YOUR OBJECTIVE ▸ Transcribe the listing below word for word.
··· MATERIAL TO PROCESS ···
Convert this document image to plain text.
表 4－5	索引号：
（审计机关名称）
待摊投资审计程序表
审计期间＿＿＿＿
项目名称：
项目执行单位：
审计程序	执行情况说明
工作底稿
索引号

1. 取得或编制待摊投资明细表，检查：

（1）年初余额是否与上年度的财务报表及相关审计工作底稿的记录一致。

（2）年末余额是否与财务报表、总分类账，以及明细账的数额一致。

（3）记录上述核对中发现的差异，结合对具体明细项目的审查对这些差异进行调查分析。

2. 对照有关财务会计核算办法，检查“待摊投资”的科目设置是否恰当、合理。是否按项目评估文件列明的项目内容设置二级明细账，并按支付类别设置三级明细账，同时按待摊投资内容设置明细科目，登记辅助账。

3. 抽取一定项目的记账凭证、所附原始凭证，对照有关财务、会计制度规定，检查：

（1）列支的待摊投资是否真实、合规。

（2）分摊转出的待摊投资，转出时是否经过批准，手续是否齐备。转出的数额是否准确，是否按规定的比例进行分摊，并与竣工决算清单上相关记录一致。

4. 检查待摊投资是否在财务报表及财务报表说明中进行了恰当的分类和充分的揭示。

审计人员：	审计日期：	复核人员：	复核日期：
···
EXERCISE RESPONSE ▸
Convert this document image to plain text.
表 4－5	索引号：
（审计机关名称）
待摊投资审计程序表
审计期间＿＿＿＿
项目名称：
项目执行单位：
审计程序	执行情况说明
工作底稿
索引号

1. 取得或编制待摊投资明细表，检查：

（1）年初余额是否与上年度的财务报表及相关审计工作底稿的记录一致。

（2）年末余额是否与财务报表、总分类账，以及明细账的数额一致。

（3）记录上述核对中发现的差异，结合对具体明细项目的审查对这些差异进行调查分析。

2. 对照有关财务会计核算办法，检查“待摊投资”的科目设置是否恰当、合理。是否按项目评估文件列明的项目内容设置二级明细账，并按支付类别设置三级明细账，同时按待摊投资内容设置明细科目，登记辅助账。

3. 抽取一定项目的记账凭证、所附原始凭证，对照有关财务、会计制度规定，检查：

（1）列支的待摊投资是否真实、合规。

（2）分摊转出的待摊投资，转出时是否经过批准，手续是否齐备。转出的数额是否准确，是否按规定的比例进行分摊，并与竣工决算清单上相关记录一致。

4. 检查待摊投资是否在财务报表及财务报表说明中进行了恰当的分类和充分的揭示。

审计人员：	审计日期：	复核人员：	复核日期：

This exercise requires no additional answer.